§ **WRITTEN TASK**
Look at each line of the records and count those with "name" in them. Please answer with the count alone.

-- Begin EXTRACTED RECORDS --

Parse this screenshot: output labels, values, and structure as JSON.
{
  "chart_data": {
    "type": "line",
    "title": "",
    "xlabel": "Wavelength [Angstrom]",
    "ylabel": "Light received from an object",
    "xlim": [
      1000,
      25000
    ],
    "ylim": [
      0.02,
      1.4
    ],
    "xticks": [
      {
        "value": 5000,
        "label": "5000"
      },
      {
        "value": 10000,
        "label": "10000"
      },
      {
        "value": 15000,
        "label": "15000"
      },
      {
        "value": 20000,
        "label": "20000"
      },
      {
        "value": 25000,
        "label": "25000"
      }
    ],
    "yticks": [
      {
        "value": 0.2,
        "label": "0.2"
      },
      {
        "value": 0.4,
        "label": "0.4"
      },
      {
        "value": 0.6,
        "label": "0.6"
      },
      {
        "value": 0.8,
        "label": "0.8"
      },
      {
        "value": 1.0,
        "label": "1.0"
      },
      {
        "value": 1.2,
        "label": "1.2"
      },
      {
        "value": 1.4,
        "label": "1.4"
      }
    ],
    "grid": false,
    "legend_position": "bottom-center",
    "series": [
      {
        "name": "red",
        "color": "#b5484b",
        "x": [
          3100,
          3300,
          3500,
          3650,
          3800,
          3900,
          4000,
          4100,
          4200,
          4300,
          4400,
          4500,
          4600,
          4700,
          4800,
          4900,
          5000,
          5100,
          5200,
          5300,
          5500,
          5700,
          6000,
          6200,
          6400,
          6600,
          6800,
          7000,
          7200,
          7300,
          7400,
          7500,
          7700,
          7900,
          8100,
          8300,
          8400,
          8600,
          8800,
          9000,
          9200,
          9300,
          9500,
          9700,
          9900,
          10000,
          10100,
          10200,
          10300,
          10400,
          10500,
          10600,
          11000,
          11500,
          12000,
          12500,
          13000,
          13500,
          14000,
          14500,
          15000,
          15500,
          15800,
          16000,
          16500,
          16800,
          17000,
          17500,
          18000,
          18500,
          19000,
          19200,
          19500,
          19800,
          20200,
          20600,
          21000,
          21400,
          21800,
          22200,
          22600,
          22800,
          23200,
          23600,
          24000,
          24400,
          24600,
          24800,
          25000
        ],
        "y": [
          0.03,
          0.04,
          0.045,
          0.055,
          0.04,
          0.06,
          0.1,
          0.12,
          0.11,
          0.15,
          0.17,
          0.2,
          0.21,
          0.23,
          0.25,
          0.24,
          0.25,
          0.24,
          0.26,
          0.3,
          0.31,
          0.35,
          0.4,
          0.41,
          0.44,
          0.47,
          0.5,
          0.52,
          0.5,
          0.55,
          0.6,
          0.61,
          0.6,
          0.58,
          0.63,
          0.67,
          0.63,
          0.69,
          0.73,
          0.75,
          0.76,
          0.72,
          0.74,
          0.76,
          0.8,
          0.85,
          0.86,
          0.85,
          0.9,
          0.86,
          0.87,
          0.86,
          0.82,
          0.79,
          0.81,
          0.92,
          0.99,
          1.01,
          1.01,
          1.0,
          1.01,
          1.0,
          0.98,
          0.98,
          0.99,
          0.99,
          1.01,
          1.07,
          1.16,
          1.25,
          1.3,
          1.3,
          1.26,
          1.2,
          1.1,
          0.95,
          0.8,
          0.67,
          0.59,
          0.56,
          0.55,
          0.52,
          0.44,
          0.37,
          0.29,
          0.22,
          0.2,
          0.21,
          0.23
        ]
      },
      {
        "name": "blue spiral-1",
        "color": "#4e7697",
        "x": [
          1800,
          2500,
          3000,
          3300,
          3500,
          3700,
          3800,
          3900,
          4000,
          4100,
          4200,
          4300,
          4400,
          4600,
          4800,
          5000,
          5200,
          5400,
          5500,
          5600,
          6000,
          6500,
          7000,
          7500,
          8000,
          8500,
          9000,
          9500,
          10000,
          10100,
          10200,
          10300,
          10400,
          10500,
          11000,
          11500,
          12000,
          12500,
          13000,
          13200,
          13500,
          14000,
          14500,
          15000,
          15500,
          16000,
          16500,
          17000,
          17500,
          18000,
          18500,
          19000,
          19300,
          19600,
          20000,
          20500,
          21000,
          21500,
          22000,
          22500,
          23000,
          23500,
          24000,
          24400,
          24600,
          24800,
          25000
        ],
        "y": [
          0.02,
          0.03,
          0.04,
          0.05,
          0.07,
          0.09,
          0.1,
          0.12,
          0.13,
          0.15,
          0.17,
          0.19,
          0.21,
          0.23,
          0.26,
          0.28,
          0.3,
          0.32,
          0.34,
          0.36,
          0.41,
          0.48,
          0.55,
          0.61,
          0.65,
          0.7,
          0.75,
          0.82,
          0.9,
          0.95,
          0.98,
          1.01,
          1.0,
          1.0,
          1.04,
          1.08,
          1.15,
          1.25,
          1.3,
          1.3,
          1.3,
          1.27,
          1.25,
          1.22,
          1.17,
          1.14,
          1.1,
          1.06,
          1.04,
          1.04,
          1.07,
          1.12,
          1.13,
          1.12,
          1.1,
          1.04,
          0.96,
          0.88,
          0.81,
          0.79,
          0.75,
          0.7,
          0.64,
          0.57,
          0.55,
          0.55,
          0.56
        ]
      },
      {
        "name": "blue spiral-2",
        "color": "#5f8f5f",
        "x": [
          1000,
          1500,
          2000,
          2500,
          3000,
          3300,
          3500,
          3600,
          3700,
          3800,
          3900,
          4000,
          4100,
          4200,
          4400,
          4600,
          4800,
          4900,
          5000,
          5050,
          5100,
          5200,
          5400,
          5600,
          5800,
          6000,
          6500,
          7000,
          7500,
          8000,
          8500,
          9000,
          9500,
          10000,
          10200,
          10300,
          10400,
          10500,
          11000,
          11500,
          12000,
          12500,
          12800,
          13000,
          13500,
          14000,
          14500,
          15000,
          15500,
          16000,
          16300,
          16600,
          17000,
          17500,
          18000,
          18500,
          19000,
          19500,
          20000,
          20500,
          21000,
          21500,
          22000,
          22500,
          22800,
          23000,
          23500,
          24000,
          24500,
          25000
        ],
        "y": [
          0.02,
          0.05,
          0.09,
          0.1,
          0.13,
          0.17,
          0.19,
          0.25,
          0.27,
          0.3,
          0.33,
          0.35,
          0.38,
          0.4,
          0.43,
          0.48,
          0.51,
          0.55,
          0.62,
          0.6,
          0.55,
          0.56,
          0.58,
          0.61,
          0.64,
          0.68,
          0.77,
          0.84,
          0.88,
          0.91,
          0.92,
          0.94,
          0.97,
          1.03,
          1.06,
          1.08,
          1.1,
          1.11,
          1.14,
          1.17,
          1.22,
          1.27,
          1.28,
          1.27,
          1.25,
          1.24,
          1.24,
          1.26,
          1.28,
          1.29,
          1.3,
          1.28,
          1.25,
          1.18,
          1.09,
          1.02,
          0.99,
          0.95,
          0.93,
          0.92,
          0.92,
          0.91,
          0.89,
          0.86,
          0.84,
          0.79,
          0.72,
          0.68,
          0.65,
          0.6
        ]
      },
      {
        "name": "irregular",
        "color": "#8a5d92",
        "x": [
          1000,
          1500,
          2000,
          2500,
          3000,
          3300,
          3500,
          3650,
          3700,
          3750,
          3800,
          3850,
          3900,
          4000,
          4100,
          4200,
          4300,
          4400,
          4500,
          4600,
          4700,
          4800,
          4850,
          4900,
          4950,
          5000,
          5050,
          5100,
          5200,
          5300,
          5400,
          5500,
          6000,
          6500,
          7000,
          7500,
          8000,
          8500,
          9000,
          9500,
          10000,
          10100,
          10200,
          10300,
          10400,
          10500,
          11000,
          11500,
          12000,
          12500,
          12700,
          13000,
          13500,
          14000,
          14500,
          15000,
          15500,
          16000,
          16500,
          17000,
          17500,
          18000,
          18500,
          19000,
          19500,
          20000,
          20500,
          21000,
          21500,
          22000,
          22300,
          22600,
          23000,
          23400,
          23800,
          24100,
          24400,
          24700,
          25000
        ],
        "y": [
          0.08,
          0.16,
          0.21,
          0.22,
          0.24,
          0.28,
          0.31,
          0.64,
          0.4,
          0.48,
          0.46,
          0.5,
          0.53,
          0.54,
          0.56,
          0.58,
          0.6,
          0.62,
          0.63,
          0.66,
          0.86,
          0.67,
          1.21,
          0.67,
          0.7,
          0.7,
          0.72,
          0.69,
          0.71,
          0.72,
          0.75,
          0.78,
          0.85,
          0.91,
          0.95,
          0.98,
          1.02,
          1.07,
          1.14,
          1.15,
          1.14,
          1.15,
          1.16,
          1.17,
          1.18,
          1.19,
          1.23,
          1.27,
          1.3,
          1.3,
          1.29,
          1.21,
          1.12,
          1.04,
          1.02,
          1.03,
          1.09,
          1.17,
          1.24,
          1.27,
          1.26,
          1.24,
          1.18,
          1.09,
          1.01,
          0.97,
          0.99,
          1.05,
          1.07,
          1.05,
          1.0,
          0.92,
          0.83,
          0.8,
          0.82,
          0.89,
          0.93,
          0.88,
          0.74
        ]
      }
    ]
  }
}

-- End EXTRACTED RECORDS --

§ **ANSWER TO THE TASK**
4